[BEGIN Passage shown]

New Teacher-Evaluation System to be Tested Anonymously (AZ)
December 20, 2010
Scottsdale schools will test a new teacher-evaluation system anonymously this spring, using sets of student-achievement data to measure teacher effectiveness.
Starting in 2012, all Arizona public school teachers will be evaluated in a new way – including measurements of how well students have progressed academically under a teacher. Currently, the evaluations include Arizona’s Instrument to Measure Standards test scores, but they only compare scores from year to year, using different groups of students. The new system will analyze individual student growth over the year.
The Scottsdale Unified School District has been working on its own evaluation model for six months and is ready to begin testing it. But before applying it in real time to active teachers, the district will test it on a sort of "virtual" teacher, gathering sets of data, accounting for different variables, layering on other measurements, such as AIMS scores, and rigorously assessing the model. The data will be from real teachers and students, but they will remain anonymous.

[END Passage shown]
[BEGIN Dataset rows]

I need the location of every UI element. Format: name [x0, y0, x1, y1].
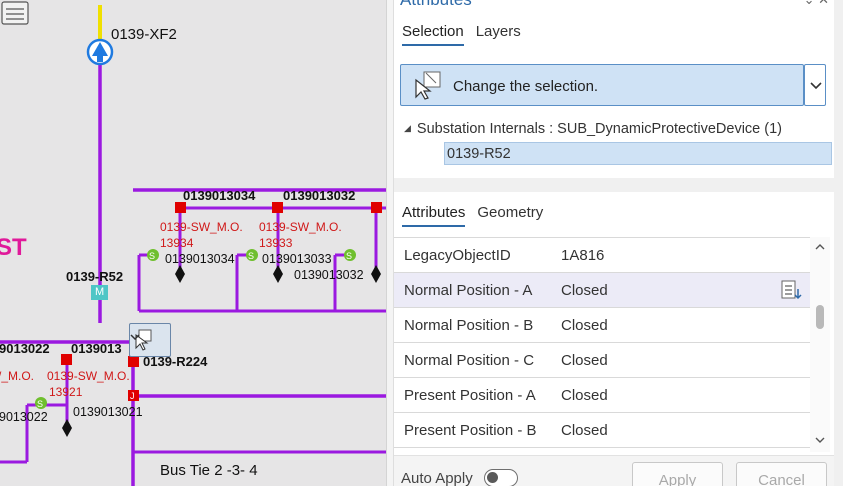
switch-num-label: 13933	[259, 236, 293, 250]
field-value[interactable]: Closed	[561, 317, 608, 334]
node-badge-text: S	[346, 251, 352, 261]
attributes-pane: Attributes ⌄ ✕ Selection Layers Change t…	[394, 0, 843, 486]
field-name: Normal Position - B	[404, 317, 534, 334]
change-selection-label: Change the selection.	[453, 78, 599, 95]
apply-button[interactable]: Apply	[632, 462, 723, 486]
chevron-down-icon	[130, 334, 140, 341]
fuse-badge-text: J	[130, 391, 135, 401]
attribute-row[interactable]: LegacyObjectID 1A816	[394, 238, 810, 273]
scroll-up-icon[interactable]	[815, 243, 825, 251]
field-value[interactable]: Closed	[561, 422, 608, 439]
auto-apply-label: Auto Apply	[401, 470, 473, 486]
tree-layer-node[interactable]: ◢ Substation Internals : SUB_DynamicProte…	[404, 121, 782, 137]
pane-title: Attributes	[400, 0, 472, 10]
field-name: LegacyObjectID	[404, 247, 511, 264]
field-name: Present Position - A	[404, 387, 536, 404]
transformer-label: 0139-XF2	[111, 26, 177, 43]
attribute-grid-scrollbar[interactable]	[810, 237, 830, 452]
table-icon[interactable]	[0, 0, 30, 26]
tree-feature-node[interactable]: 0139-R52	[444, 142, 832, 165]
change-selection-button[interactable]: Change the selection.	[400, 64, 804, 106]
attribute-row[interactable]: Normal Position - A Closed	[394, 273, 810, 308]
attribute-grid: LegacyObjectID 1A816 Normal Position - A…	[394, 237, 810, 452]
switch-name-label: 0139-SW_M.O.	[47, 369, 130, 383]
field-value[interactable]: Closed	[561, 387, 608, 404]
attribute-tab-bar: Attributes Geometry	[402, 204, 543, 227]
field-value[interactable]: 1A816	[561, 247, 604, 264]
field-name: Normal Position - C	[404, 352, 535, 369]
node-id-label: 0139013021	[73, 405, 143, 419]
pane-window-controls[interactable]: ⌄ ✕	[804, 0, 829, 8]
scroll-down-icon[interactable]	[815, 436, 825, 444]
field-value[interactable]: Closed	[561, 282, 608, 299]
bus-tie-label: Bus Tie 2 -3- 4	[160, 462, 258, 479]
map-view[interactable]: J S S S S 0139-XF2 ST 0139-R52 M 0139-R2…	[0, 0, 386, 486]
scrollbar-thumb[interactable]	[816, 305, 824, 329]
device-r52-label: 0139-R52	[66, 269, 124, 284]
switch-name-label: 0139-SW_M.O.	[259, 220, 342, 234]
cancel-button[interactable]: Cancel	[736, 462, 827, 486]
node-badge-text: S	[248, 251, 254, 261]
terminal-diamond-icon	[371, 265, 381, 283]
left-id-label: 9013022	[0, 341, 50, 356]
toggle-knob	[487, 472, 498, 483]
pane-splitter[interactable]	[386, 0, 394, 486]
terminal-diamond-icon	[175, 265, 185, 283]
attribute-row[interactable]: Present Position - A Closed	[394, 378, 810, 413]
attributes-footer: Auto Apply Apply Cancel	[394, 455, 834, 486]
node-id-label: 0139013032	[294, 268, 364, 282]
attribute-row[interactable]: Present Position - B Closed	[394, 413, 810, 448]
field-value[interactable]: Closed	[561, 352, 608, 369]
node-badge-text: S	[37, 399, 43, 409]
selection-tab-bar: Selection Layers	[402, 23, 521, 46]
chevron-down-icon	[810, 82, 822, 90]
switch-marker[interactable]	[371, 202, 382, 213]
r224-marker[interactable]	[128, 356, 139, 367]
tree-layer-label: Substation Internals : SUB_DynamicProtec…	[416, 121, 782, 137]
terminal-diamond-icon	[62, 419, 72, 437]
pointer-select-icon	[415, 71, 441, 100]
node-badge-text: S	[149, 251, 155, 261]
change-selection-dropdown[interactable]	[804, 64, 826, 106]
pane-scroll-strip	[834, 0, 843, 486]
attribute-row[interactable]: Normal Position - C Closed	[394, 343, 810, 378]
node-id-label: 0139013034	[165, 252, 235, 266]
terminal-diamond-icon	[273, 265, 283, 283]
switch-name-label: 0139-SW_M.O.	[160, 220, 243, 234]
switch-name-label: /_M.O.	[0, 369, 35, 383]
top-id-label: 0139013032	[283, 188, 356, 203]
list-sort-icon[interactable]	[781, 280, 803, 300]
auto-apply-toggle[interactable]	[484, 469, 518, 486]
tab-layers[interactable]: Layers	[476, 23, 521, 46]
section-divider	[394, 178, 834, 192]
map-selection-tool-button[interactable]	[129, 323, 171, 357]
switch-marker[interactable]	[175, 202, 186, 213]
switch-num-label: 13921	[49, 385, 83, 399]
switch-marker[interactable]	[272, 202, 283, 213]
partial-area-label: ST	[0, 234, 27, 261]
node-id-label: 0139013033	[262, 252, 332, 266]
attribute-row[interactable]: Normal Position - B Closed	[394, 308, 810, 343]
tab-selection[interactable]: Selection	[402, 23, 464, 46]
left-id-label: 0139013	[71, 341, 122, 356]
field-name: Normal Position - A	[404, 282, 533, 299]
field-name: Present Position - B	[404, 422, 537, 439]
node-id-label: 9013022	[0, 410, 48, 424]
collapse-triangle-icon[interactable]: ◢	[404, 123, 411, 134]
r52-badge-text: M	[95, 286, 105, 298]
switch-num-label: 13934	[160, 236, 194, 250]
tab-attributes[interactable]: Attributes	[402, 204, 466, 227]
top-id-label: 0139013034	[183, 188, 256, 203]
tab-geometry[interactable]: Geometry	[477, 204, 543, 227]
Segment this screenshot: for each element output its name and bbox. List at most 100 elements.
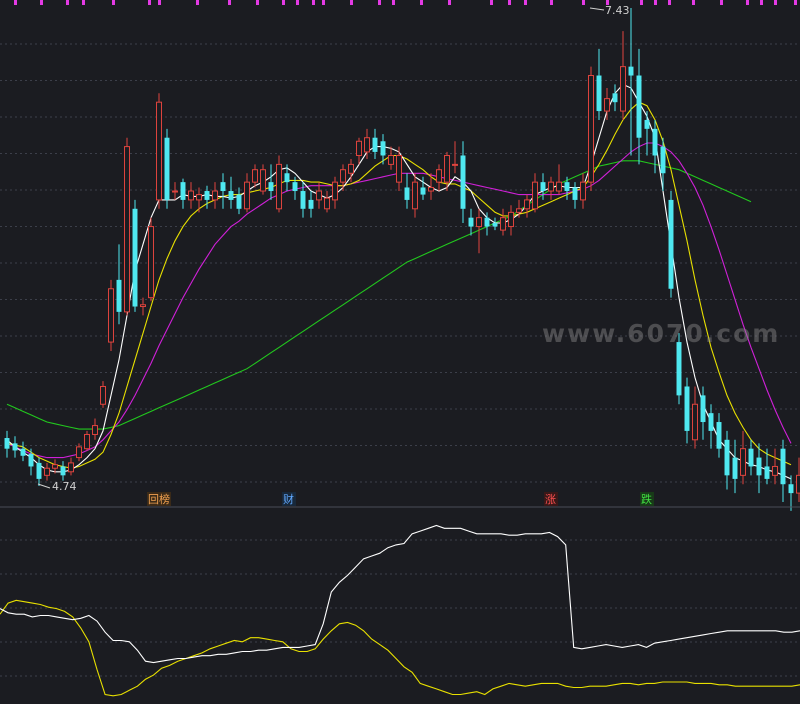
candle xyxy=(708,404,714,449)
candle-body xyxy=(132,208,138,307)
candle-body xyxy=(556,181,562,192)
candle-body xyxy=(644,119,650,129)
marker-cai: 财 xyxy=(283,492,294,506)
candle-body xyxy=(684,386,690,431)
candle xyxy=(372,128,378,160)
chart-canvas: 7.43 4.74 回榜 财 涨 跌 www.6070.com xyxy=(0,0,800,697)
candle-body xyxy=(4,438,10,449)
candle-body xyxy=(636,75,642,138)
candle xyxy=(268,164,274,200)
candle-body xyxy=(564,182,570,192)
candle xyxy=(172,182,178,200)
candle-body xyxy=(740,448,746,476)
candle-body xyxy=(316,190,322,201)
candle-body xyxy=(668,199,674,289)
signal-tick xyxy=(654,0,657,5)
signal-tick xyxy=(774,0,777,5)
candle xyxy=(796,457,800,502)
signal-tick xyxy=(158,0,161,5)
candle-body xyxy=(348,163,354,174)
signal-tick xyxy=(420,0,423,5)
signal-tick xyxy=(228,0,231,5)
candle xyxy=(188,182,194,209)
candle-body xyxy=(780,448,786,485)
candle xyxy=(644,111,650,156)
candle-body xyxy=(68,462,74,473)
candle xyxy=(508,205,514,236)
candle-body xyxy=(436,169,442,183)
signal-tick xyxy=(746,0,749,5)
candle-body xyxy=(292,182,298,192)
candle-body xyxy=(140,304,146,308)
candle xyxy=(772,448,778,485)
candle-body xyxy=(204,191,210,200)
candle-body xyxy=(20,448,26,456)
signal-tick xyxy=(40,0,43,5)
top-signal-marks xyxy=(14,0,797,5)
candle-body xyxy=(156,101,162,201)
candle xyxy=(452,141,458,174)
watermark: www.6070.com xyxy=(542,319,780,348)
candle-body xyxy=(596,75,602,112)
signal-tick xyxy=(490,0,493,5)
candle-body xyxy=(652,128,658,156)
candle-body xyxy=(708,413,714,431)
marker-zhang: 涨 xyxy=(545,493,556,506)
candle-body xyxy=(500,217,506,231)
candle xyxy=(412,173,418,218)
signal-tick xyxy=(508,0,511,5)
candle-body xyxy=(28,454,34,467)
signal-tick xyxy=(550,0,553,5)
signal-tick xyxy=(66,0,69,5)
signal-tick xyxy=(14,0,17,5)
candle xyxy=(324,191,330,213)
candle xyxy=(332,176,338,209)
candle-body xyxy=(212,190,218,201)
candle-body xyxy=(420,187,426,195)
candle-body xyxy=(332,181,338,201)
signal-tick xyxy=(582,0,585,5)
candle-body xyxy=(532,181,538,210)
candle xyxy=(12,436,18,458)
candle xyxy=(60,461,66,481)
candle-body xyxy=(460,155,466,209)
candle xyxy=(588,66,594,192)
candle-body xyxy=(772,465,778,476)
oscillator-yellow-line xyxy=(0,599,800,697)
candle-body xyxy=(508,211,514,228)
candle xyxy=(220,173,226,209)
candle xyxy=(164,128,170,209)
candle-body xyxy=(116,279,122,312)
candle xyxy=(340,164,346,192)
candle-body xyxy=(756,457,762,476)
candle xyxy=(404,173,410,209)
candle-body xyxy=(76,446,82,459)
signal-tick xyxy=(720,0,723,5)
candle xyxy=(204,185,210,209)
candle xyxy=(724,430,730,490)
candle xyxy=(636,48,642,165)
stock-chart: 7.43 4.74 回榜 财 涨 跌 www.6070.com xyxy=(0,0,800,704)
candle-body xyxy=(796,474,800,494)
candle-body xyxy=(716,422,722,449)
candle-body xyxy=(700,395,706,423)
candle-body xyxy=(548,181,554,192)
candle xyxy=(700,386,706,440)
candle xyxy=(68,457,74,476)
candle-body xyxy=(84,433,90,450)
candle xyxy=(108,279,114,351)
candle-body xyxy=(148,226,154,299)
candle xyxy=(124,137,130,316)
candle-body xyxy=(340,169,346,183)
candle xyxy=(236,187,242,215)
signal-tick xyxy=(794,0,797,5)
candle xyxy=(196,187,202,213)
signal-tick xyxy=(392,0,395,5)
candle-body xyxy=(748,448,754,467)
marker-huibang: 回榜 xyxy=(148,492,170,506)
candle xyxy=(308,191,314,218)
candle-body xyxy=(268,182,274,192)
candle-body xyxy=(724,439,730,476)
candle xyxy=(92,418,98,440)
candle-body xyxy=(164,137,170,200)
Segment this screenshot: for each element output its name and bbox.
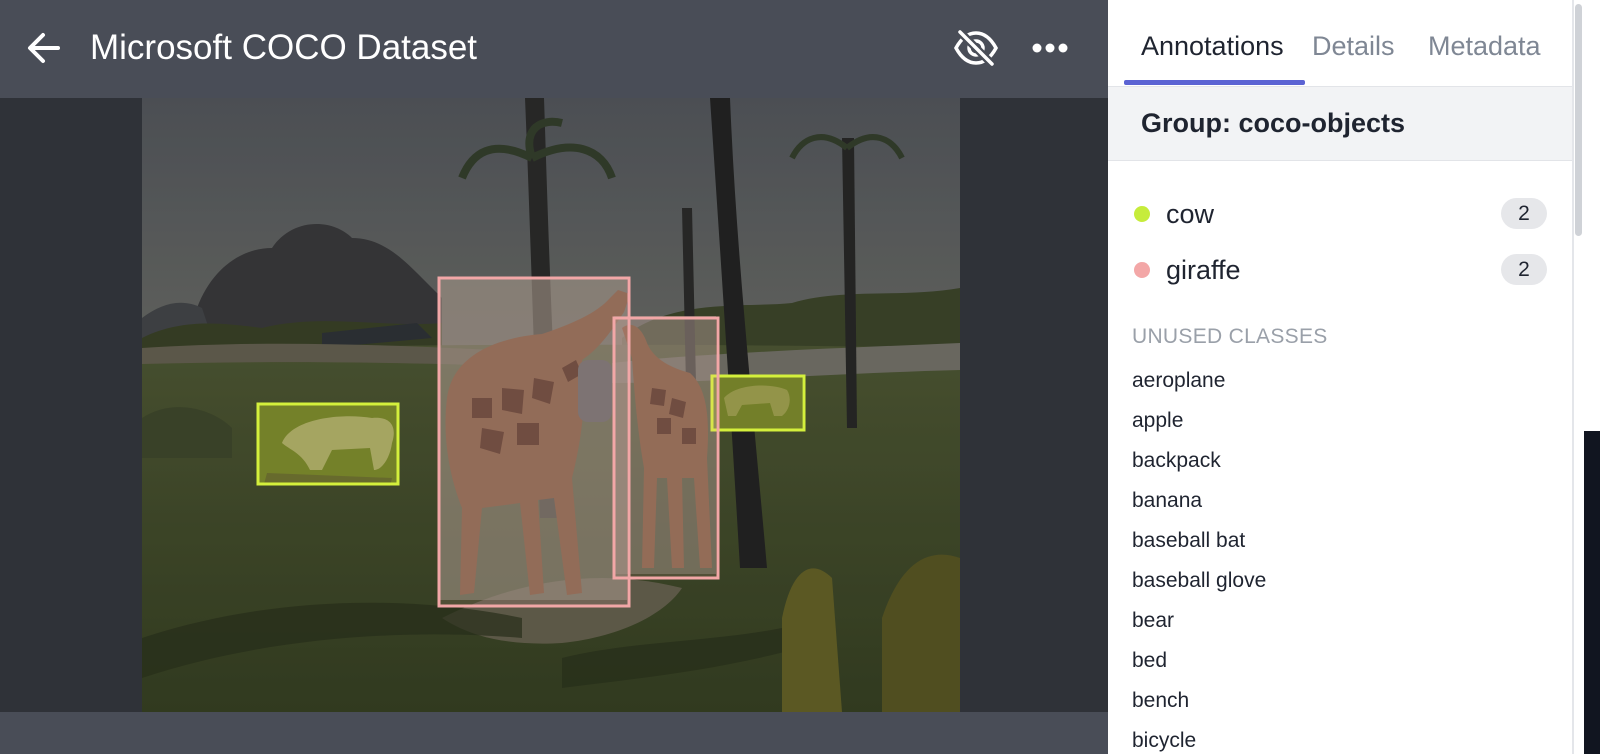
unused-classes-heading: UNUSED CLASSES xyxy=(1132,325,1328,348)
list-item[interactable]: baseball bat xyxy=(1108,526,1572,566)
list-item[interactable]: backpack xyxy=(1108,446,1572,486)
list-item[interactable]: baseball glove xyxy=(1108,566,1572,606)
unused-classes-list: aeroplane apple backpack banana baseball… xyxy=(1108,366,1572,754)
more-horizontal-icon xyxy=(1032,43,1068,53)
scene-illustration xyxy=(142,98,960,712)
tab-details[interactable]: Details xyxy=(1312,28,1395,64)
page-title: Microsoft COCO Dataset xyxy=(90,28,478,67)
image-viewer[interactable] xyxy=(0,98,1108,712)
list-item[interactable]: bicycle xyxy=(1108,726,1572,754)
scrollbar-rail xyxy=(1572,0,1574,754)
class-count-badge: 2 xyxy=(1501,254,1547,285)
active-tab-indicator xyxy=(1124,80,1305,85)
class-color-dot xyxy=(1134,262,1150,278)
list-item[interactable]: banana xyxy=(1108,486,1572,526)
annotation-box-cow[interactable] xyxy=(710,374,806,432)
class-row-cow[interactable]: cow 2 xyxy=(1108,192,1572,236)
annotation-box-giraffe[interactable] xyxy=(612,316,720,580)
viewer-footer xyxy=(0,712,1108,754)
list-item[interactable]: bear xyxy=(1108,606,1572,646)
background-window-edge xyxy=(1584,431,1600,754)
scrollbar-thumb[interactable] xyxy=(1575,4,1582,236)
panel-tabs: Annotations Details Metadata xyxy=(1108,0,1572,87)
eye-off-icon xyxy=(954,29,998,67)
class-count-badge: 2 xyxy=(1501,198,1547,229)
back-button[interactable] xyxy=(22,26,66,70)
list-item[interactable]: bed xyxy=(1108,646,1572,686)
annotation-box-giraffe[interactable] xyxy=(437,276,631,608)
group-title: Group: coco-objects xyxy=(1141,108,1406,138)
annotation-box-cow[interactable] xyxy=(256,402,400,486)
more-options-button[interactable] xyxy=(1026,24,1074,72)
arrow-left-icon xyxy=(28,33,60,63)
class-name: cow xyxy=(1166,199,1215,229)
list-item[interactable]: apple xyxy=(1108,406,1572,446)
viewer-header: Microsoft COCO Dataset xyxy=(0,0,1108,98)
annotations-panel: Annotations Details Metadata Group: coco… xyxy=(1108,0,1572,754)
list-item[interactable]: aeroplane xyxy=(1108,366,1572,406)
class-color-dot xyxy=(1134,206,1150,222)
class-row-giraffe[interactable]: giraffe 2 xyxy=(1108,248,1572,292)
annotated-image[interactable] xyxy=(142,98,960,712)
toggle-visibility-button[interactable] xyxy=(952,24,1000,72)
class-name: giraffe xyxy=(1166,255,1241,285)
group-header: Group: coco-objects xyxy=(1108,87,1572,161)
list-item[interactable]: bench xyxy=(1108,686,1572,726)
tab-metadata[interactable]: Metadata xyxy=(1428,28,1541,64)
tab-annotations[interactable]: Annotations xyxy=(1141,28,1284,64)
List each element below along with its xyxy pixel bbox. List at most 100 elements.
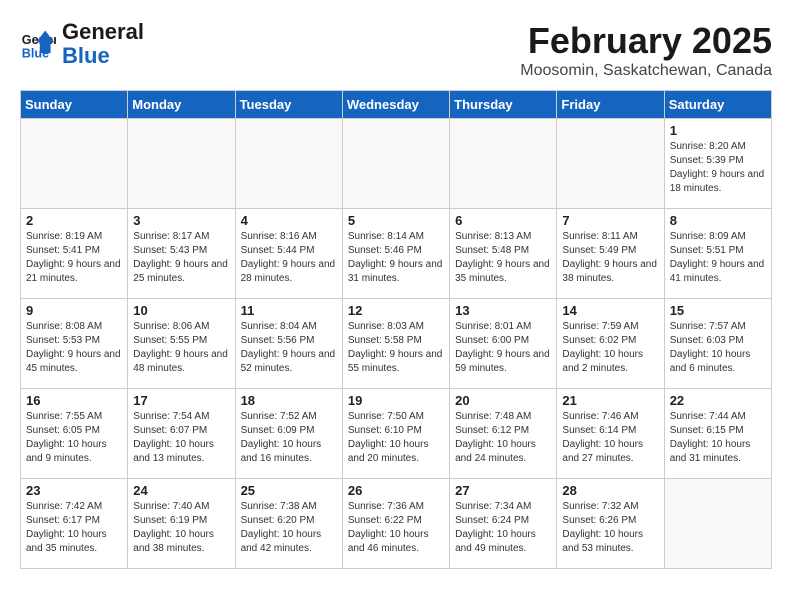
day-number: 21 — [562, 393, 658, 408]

[END Dataset rows]

* **The tasks**
(1) According to the teacher-evaluation article, how long has the Scottsdale Unified School District been working on its own evaluation model?
(2) Please write the next part of the teacher-evaluation article, picking up after its last sentence.
This data comes from a different source than the teacher-evaluation article.

* **Answers to the problems**
(1) Six months.

(2)
Ildi Laczko-Kerr, director of accountability and student information, said the goal is to use data from about 100 teachers who are no longer with the district, touching several subgroups such as teachers who worked with special-education students, who taught subjects that are tested in AIMS and who taught non-AIMS subjects. If the district can’t gather enough data from teachers who have left, it will pluck data from current teachers using anonymous identification numbers, she said.
The data will be from the Career Ladder program, a performance-based compensation plan that provides incentives to teachers in 28 districts, including Scottsdale. Teachers in that program must track student achievement and report it, so the data are suitable for the new evaluation method. About 1,000 Scottsdale teachers are in the program.
"The bottom line is that we’re using a source of information about student achievement that comes directly from the classroom that we have available to us," Laczko-Kerr said. "The primary goal is that we didn’t impact teacher workload and without causing any stress or anxiety to teachers at this point."
The evaluation model is being designed by Katy Cavanagh, assistant superintendent for teaching and learning, and Anne Hanson, a teacher who is on assignment as the president of the Scottsdale Education Association teachers’ group. They have been working on it since June and gave a presentation to the governing board last week.
Hanson said the pilot program this spring should be considered exploratory research.
"We’ll look for patterns and information and data results that seem to be reasonable on how we want to move forward," she said.
Next fall, the model will be tested on actual teachers who volunteer.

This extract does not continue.